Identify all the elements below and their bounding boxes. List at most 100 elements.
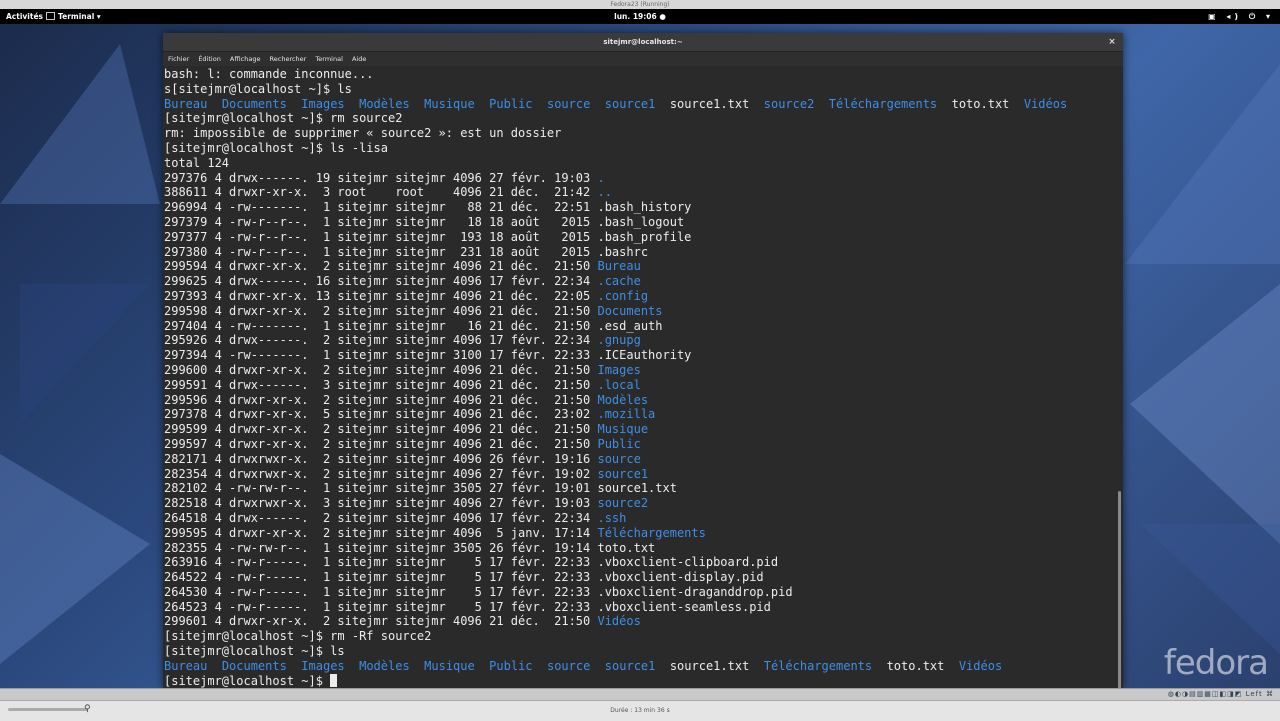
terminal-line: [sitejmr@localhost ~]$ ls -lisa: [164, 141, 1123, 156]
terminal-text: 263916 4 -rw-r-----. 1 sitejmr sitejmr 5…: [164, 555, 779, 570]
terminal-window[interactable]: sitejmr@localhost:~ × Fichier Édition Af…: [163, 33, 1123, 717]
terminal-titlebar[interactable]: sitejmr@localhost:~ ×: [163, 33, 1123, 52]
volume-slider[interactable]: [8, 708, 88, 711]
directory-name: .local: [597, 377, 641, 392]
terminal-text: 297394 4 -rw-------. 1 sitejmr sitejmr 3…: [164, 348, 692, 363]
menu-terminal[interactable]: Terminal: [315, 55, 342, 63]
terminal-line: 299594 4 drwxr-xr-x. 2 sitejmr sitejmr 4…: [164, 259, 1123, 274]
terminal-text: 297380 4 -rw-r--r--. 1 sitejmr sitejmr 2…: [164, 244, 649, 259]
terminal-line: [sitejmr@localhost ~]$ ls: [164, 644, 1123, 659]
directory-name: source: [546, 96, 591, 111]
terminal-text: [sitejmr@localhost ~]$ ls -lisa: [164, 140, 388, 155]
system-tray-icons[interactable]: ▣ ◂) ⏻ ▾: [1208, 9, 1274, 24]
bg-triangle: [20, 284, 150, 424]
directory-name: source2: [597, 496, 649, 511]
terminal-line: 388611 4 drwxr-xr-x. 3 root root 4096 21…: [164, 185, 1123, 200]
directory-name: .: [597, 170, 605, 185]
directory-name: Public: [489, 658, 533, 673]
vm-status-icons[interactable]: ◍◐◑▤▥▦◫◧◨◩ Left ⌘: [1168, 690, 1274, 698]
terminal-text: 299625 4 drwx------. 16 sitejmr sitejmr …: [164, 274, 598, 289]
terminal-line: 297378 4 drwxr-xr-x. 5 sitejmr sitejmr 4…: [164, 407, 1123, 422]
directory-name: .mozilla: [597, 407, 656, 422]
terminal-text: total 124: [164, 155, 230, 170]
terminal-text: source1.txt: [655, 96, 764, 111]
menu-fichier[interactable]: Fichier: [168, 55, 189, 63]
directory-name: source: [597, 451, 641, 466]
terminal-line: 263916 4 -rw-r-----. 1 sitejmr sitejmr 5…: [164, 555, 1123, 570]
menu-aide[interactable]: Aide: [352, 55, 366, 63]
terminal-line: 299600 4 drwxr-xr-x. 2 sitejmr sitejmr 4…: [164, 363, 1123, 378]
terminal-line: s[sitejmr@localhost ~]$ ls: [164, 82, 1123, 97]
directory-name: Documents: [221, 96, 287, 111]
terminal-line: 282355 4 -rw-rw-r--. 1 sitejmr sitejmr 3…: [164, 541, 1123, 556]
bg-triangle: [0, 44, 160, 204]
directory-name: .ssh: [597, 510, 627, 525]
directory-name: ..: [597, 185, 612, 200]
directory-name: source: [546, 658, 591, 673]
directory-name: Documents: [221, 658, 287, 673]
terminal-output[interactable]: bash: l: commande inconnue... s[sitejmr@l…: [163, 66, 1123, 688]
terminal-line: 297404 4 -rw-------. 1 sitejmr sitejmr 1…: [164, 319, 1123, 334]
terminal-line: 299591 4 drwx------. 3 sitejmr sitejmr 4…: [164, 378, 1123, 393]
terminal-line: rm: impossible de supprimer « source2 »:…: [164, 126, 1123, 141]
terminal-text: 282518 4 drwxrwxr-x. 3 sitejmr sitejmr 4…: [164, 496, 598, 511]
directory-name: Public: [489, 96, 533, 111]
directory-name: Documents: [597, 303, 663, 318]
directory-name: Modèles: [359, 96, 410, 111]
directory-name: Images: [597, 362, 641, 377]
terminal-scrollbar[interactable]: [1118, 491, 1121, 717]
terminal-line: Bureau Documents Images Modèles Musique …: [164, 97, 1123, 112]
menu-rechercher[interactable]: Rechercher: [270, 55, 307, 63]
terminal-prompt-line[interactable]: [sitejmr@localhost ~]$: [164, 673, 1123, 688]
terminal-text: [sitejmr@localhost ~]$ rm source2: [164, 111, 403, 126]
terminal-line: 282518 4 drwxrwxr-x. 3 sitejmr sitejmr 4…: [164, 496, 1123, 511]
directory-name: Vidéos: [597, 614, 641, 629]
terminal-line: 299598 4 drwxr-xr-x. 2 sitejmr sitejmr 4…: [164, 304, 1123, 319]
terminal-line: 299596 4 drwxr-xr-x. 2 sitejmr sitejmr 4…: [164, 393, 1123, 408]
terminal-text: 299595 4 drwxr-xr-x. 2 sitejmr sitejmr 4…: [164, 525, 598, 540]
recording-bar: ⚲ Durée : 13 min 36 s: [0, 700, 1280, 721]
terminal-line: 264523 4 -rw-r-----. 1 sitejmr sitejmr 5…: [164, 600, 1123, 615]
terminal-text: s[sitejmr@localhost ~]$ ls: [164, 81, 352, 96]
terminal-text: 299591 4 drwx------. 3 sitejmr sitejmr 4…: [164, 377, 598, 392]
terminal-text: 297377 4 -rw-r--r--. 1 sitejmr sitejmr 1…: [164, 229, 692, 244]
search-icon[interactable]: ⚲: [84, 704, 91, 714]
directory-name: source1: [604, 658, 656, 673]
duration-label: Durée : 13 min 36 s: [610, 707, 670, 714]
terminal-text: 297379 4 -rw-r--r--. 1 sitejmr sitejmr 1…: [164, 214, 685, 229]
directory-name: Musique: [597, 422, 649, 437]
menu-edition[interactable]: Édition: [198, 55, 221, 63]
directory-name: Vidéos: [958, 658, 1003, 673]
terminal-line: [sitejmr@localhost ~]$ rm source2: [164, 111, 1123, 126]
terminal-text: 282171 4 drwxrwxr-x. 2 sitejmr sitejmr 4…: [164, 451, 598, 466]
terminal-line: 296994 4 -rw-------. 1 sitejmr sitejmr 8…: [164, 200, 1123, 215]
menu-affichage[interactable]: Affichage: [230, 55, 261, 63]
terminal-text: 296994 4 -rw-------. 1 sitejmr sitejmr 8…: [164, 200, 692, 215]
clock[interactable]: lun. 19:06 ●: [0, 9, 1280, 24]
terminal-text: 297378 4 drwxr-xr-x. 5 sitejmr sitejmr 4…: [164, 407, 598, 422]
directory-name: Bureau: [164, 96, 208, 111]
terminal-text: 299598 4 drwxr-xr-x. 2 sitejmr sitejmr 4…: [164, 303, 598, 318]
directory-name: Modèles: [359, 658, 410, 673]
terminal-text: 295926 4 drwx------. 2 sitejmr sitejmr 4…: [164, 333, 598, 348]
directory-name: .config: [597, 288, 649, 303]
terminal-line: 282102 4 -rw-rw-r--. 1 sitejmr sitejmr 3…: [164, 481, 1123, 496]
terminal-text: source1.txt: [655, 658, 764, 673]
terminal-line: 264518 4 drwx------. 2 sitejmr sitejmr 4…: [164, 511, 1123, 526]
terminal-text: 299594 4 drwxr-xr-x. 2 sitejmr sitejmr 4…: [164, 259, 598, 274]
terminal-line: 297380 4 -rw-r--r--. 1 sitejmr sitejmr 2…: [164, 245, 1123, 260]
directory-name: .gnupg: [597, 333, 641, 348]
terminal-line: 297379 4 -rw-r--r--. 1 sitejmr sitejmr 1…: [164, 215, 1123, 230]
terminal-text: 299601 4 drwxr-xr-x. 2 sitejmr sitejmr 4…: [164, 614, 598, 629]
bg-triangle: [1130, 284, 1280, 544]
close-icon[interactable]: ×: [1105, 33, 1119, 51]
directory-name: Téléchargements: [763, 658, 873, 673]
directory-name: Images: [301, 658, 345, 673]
··········
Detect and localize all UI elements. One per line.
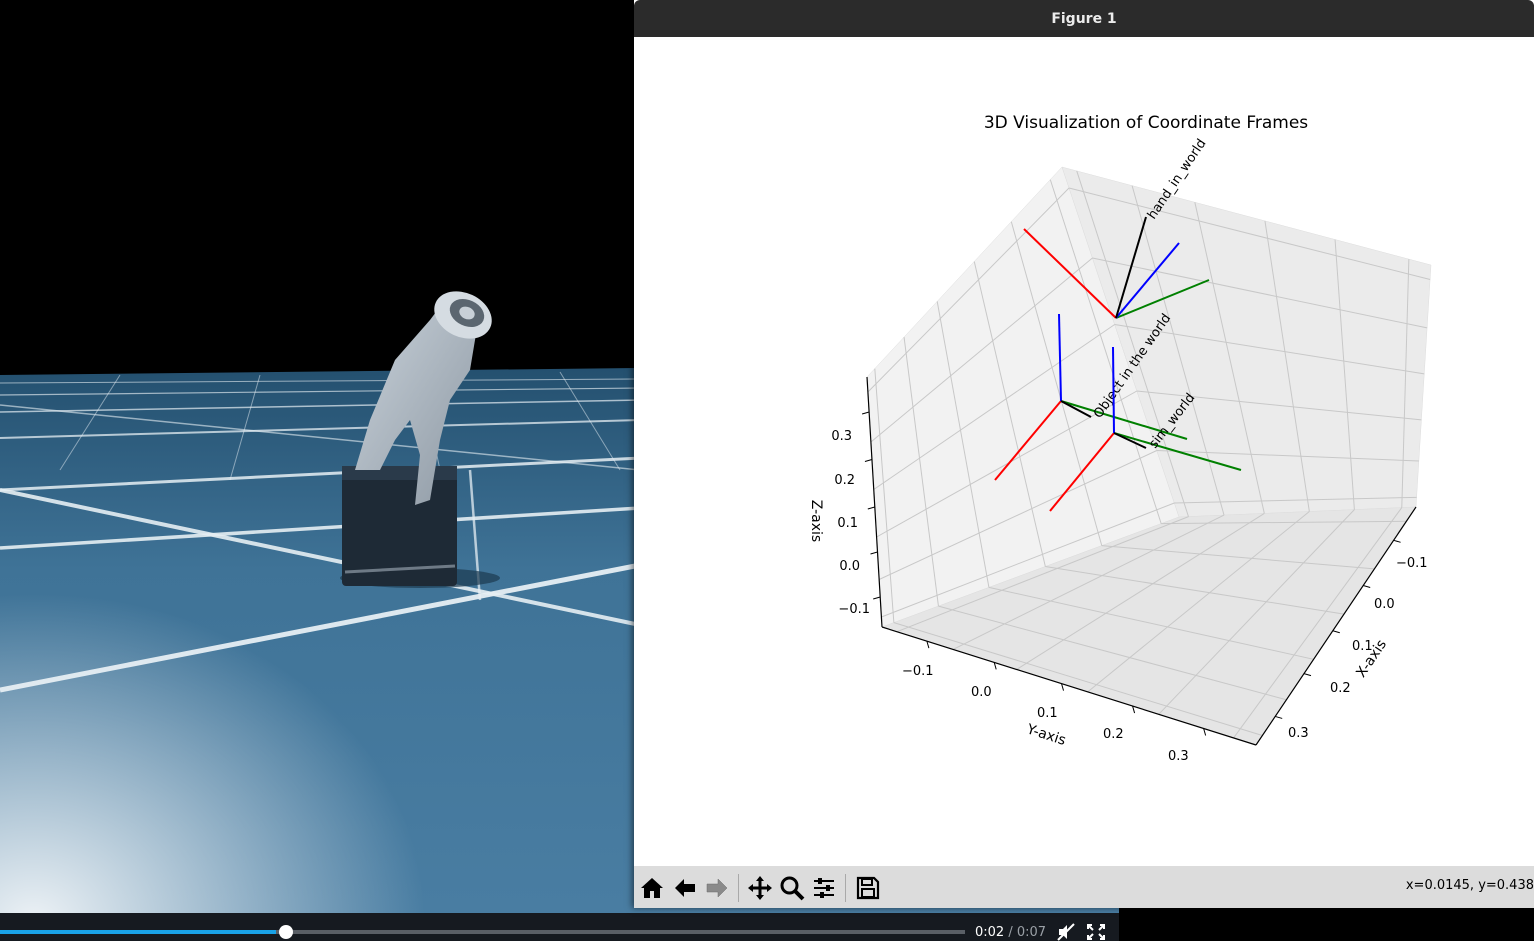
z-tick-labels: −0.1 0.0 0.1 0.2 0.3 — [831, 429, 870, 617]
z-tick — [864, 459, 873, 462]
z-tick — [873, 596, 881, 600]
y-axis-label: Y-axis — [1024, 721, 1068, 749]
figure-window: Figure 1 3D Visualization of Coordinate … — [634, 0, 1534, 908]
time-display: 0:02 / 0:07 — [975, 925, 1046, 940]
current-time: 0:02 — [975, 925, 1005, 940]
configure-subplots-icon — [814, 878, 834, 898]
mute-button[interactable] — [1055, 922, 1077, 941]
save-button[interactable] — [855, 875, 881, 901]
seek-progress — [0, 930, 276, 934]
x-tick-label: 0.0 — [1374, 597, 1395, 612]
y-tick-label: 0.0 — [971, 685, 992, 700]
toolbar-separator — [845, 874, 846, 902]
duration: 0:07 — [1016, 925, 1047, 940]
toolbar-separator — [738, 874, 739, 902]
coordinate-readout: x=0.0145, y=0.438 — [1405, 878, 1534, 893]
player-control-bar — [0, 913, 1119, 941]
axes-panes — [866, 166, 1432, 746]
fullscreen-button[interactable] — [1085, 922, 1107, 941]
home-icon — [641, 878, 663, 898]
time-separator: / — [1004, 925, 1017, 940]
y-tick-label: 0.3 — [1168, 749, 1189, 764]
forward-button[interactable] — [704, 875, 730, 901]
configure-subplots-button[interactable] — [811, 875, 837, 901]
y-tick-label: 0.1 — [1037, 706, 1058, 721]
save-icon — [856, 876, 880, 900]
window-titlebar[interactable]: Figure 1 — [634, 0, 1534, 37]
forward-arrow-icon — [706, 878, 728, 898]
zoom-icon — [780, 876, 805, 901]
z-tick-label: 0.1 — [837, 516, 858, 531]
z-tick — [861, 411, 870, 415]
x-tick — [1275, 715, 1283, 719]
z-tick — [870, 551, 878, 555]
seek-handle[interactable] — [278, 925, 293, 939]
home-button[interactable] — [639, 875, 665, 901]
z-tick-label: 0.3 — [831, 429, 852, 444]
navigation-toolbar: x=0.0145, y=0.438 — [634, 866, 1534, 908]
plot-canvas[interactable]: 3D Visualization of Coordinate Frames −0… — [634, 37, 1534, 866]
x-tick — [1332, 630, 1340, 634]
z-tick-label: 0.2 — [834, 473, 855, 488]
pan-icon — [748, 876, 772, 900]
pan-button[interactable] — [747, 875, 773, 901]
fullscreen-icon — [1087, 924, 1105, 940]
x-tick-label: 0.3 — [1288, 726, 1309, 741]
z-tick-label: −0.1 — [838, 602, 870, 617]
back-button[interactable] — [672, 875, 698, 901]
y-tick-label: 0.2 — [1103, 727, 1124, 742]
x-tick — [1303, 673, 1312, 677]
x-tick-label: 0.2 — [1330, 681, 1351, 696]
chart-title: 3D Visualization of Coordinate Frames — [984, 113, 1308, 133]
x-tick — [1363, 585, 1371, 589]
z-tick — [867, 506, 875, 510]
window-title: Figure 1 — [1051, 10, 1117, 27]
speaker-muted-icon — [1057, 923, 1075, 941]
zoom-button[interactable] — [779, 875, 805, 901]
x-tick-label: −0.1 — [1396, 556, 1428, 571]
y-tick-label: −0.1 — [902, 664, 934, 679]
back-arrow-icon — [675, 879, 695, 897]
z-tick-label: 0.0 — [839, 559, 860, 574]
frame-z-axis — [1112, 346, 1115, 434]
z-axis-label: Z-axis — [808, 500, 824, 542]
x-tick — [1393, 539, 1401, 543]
··········
## REQUIREMENTS
Rewrite the stretch from the line containing "z-tick-labels: −0.1 0.0" through the line containing "figure-window: Figure 1", swapping "Visualization" for "Rendering" and leaving everything else untouched.

## OUTPUT
z-tick-labels: −0.1 0.0 0.1 0.2 0.3 — [831, 429, 870, 617]
z-tick — [864, 459, 873, 462]
z-tick — [873, 596, 881, 600]
y-axis-label: Y-axis — [1024, 721, 1068, 749]
figure-window: Figure 1 3D Rendering of Coordinate … — [634, 0, 1534, 908]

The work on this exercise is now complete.